■ Part of a data file ■
## START

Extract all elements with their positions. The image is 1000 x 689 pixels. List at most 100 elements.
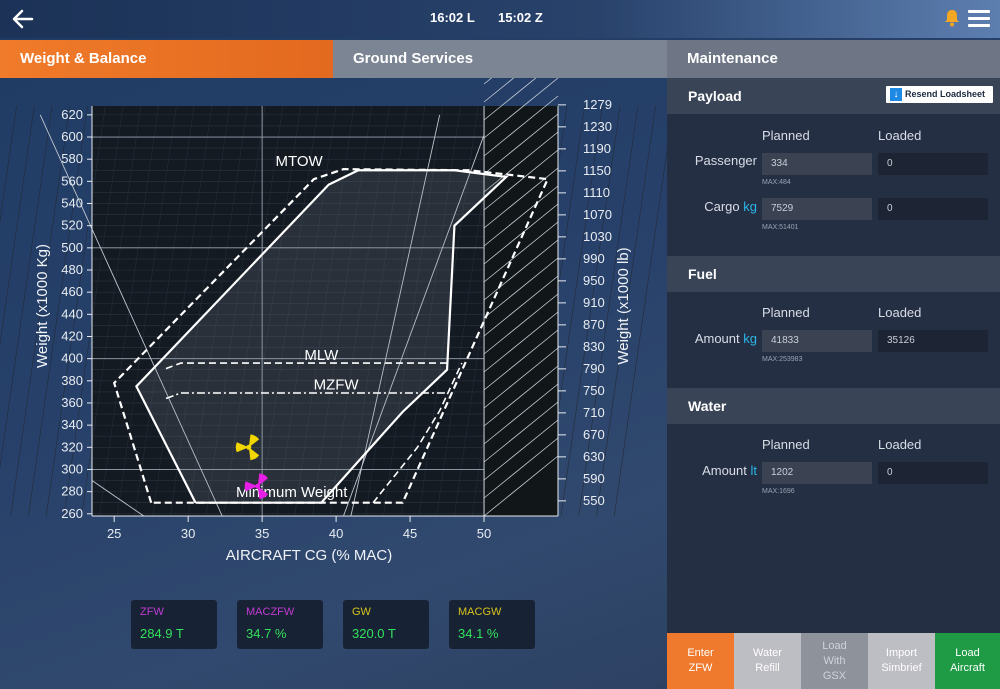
stat-gw: GW 320.0 T xyxy=(343,600,429,649)
left-tick-label: 560 xyxy=(61,173,83,188)
right-tick-label: 630 xyxy=(583,449,605,464)
fuel-loaded-header: Loaded xyxy=(878,305,922,320)
load-aircraft-label: Load Aircraft xyxy=(950,646,985,676)
planned-header: Planned xyxy=(762,128,810,143)
passenger-planned-input[interactable]: 334 xyxy=(762,153,872,175)
x-tick-label: 50 xyxy=(477,526,491,541)
btn-line: Load xyxy=(822,639,847,652)
stat-maczfw: MACZFW 34.7 % xyxy=(237,600,323,649)
cargo-loaded-input[interactable]: 0 xyxy=(878,198,988,220)
left-tick-label: 280 xyxy=(61,484,83,499)
fuel-amount-label-text: Amount xyxy=(694,331,740,346)
resend-loadsheet-label: Resend Loadsheet xyxy=(905,89,986,99)
cargo-label: Cargo kg xyxy=(667,199,757,214)
enter-zfw-button[interactable]: Enter ZFW xyxy=(667,633,734,689)
local-time: 16:02 L xyxy=(430,10,475,25)
left-tick-label: 260 xyxy=(61,506,83,521)
hatch-line xyxy=(483,78,493,85)
resend-loadsheet-button[interactable]: ↓ Resend Loadsheet xyxy=(886,86,993,103)
right-tick-label: 1070 xyxy=(583,207,612,222)
load-with-gsx-label: Load With GSX xyxy=(822,639,846,684)
left-tick-label: 540 xyxy=(61,196,83,211)
left-tick-label: 320 xyxy=(61,439,83,454)
cargo-label-text: Cargo xyxy=(704,199,740,214)
load-panel: Payload ↓ Resend Loadsheet Planned Loade… xyxy=(667,78,1000,633)
stat-label: ZFW xyxy=(140,606,164,618)
hamburger-menu-icon[interactable] xyxy=(968,10,990,28)
cargo-planned-input[interactable]: 7529 xyxy=(762,198,872,220)
x-axis-title: AIRCRAFT CG (% MAC) xyxy=(226,547,392,564)
right-tick-label: 710 xyxy=(583,405,605,420)
water-refill-label: Water Refill xyxy=(753,646,782,676)
water-loaded-input[interactable]: 0 xyxy=(878,462,988,484)
tab-maintenance[interactable]: Maintenance xyxy=(667,40,1000,78)
left-tick-label: 300 xyxy=(61,461,83,476)
marker-center xyxy=(255,483,261,489)
left-tick-label: 360 xyxy=(61,395,83,410)
water-planned-input[interactable]: 1202 xyxy=(762,462,872,484)
btn-line: Load xyxy=(955,647,980,659)
load-aircraft-button[interactable]: Load Aircraft xyxy=(935,633,1000,689)
bell-icon[interactable] xyxy=(944,9,960,27)
envelope-label: MTOW xyxy=(276,153,324,170)
tab-ground-services[interactable]: Ground Services xyxy=(333,40,667,78)
back-arrow-icon[interactable] xyxy=(10,6,36,32)
fuel-loaded-input[interactable]: 35126 xyxy=(878,330,988,352)
left-tick-label: 340 xyxy=(61,417,83,432)
left-tick-label: 460 xyxy=(61,284,83,299)
stat-value: 320.0 T xyxy=(352,626,396,641)
right-tick-label: 790 xyxy=(583,361,605,376)
fuel-title: Fuel xyxy=(688,266,717,282)
right-tick-label: 1150 xyxy=(583,163,611,178)
stat-zfw: ZFW 284.9 T xyxy=(131,600,217,649)
left-tick-label: 500 xyxy=(61,240,83,255)
import-simbrief-label: Import Simbrief xyxy=(881,646,921,676)
fuel-planned-header: Planned xyxy=(762,305,810,320)
right-tick-label: 950 xyxy=(583,273,605,288)
right-tick-label: 1279 xyxy=(583,97,612,112)
passenger-loaded-input[interactable]: 0 xyxy=(878,153,988,175)
right-tick-label: 990 xyxy=(583,251,605,266)
water-title: Water xyxy=(688,398,727,414)
stat-value: 284.9 T xyxy=(140,626,184,641)
y-axis-title-left: Weight (x1000 Kg) xyxy=(34,244,51,368)
water-planned-header: Planned xyxy=(762,437,810,452)
water-header: Water xyxy=(667,388,1000,424)
marker-center xyxy=(246,444,252,450)
passenger-max: MAX:484 xyxy=(762,179,791,186)
load-with-gsx-button[interactable]: Load With GSX xyxy=(801,633,868,689)
tab-weight-balance[interactable]: Weight & Balance xyxy=(0,40,333,78)
envelope-label: MLW xyxy=(304,347,339,364)
left-tick-label: 440 xyxy=(61,306,83,321)
right-tick-label: 870 xyxy=(583,317,605,332)
cargo-unit: kg xyxy=(743,199,757,214)
right-tick-label: 910 xyxy=(583,295,605,310)
right-tick-label: 1230 xyxy=(583,119,612,134)
left-tick-label: 400 xyxy=(61,351,83,366)
left-tick-label: 620 xyxy=(61,107,83,122)
btn-line: GSX xyxy=(822,669,847,682)
left-tick-label: 580 xyxy=(61,151,83,166)
x-tick-label: 25 xyxy=(107,526,121,541)
cg-envelope-chart: 620 600 580 560 540 520 500 480 460 440 420 400 380 3… xyxy=(0,78,667,564)
fuel-max: MAX:253983 xyxy=(762,356,803,363)
btn-line: Refill xyxy=(755,662,780,674)
left-tick-label: 600 xyxy=(61,129,83,144)
btn-line: Water xyxy=(753,647,782,659)
fuel-planned-input[interactable]: 41833 xyxy=(762,330,872,352)
stat-label: GW xyxy=(352,606,371,618)
right-tick-label: 1110 xyxy=(583,185,610,200)
payload-header: Payload ↓ Resend Loadsheet xyxy=(667,78,1000,114)
btn-line: Simbrief xyxy=(881,662,922,674)
right-tick-label: 750 xyxy=(583,383,605,398)
water-amount-label: Amount lt xyxy=(667,463,757,478)
right-tick-label: 1030 xyxy=(583,229,612,244)
passenger-label: Passenger xyxy=(694,153,757,168)
x-tick-label: 45 xyxy=(403,526,417,541)
btn-line: Aircraft xyxy=(950,662,985,674)
water-loaded-header: Loaded xyxy=(878,437,922,452)
forbidden-zone xyxy=(484,106,558,516)
water-refill-button[interactable]: Water Refill xyxy=(734,633,801,689)
import-simbrief-button[interactable]: Import Simbrief xyxy=(868,633,935,689)
y-axis-title-right: Weight (x1000 lb) xyxy=(615,247,632,364)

## END

Can you arrange the records from the line containing "stat-gw: GW 320.0 T xyxy=(343,600,429,649)" through the line containing "planned-header: Planned xyxy=(762,128,810,143)" as a numbered list, leaving out any blank lines?

1. stat-gw: GW 320.0 T xyxy=(343,600,429,649)
2. left-tick-label: 560 xyxy=(61,173,83,188)
3. right-tick-label: 630 xyxy=(583,449,605,464)
4. fuel-loaded-header: Loaded xyxy=(878,305,922,320)
5. load-aircraft-label: Load Aircraft xyxy=(950,646,985,676)
6. planned-header: Planned xyxy=(762,128,810,143)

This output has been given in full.